** Start Material provided **

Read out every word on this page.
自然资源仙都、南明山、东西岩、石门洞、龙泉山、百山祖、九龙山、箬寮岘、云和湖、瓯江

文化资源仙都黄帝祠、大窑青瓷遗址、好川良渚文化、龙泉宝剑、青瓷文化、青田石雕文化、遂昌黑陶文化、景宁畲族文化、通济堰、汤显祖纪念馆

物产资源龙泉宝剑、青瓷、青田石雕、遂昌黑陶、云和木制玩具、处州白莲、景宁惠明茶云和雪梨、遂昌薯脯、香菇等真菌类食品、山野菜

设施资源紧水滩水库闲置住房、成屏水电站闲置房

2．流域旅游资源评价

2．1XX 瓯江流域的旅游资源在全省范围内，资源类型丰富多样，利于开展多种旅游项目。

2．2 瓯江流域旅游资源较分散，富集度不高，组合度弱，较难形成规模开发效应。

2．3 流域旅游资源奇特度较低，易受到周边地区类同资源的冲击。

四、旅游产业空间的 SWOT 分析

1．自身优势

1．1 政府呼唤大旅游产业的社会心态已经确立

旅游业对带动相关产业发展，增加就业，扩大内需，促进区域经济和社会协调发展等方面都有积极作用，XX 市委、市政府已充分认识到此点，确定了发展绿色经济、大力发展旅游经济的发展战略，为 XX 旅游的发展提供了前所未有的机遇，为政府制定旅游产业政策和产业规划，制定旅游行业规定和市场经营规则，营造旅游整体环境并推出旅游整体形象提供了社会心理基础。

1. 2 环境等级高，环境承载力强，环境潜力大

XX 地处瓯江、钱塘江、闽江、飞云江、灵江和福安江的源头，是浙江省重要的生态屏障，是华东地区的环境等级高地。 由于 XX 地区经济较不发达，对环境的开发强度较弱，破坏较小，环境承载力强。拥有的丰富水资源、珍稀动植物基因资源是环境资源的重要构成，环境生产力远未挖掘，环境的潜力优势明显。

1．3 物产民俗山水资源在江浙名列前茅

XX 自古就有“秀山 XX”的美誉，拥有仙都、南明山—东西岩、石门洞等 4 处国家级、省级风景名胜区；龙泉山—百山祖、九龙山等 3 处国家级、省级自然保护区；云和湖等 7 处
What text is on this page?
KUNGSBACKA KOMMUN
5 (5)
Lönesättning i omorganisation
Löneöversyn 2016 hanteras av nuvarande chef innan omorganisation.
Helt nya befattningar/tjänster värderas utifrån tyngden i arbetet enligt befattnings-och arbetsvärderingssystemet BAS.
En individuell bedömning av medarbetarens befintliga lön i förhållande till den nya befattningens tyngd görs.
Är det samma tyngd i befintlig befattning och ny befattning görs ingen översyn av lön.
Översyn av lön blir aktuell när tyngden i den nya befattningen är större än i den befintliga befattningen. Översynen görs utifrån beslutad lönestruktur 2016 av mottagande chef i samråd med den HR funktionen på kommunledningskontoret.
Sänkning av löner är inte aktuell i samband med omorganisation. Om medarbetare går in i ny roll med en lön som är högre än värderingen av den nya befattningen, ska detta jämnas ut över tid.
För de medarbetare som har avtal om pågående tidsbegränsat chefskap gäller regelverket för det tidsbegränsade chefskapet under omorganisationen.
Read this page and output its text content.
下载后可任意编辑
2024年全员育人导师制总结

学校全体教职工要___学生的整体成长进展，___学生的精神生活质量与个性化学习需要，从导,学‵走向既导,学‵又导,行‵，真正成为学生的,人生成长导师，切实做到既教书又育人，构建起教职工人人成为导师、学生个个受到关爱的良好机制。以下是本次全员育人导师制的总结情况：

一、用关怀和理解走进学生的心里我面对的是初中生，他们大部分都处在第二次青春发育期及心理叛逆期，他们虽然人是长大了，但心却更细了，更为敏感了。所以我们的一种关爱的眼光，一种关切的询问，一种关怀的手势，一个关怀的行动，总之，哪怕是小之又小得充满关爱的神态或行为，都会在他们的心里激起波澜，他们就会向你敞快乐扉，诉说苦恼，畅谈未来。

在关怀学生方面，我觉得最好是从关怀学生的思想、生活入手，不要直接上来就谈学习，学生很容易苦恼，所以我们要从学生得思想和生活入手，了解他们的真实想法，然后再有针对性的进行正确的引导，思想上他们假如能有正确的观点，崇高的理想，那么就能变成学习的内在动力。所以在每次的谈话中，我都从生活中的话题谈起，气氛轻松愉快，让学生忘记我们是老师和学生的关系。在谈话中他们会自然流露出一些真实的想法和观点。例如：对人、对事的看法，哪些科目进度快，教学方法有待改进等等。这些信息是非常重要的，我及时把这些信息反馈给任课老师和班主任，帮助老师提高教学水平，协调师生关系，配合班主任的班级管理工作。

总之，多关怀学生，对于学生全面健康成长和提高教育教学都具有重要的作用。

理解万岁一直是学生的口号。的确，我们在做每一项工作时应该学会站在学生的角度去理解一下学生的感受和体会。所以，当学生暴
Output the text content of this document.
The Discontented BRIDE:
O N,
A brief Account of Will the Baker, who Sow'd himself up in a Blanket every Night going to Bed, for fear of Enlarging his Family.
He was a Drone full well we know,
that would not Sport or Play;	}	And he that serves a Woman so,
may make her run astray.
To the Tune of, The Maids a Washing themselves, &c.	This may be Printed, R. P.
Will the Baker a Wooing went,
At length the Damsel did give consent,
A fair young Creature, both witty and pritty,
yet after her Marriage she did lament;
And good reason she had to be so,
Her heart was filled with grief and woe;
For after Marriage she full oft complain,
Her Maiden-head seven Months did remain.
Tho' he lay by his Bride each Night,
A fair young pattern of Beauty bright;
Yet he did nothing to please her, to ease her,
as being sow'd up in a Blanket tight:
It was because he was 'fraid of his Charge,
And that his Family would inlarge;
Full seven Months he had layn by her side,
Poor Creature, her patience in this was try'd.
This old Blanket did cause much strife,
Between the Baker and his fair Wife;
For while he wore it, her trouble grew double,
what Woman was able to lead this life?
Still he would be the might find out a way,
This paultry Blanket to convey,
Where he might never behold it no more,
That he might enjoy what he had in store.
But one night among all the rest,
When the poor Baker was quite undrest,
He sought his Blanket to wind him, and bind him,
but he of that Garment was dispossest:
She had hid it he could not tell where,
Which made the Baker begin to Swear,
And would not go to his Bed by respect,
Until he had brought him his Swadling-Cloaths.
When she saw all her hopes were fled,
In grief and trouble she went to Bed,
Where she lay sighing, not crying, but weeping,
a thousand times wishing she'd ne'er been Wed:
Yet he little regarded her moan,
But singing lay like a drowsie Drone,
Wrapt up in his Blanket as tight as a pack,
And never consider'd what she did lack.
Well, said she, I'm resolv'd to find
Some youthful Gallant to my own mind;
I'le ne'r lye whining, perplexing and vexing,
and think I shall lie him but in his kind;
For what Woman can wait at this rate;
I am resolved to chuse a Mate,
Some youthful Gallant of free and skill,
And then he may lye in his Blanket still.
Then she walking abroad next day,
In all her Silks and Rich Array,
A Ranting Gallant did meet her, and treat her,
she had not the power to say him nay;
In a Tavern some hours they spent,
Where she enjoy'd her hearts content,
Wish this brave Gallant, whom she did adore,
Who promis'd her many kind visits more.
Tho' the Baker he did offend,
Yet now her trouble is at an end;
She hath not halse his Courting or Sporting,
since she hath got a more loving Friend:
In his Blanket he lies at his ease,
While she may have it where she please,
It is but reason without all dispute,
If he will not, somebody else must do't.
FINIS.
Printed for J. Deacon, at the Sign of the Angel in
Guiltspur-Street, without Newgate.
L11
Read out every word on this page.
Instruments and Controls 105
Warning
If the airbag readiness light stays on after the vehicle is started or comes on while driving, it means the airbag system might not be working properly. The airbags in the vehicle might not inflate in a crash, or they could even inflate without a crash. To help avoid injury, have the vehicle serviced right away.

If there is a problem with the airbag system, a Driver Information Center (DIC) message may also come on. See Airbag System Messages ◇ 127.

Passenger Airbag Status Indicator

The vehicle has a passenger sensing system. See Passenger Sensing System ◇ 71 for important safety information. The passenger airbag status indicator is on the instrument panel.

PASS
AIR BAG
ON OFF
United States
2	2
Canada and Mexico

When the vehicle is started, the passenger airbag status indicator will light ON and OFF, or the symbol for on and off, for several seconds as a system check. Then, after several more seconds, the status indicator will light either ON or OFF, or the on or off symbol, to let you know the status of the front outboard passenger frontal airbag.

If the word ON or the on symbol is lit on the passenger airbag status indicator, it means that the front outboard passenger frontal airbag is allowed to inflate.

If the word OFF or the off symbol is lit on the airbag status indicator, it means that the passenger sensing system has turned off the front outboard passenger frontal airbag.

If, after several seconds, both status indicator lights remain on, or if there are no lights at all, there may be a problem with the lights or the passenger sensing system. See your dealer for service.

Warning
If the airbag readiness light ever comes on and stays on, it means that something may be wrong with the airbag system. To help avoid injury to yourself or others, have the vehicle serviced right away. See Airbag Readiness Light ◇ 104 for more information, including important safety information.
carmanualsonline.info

** End Material provided **

To do — Copy down every line of the entries containing the word "front".

Task output —
When the vehicle is started, the passenger airbag status indicator will light ON and OFF, or the symbol for on and off, for several seconds as a system check. Then, after several more seconds, the status indicator will light either ON or OFF, or the on or off symbol, to let you know the status of the front outboard passenger frontal airbag.
If the word ON or the on symbol is lit on the passenger airbag status indicator, it means that the front outboard passenger frontal airbag is allowed to inflate.
If the word OFF or the off symbol is lit on the airbag status indicator, it means that the passenger sensing system has turned off the front outboard passenger frontal airbag.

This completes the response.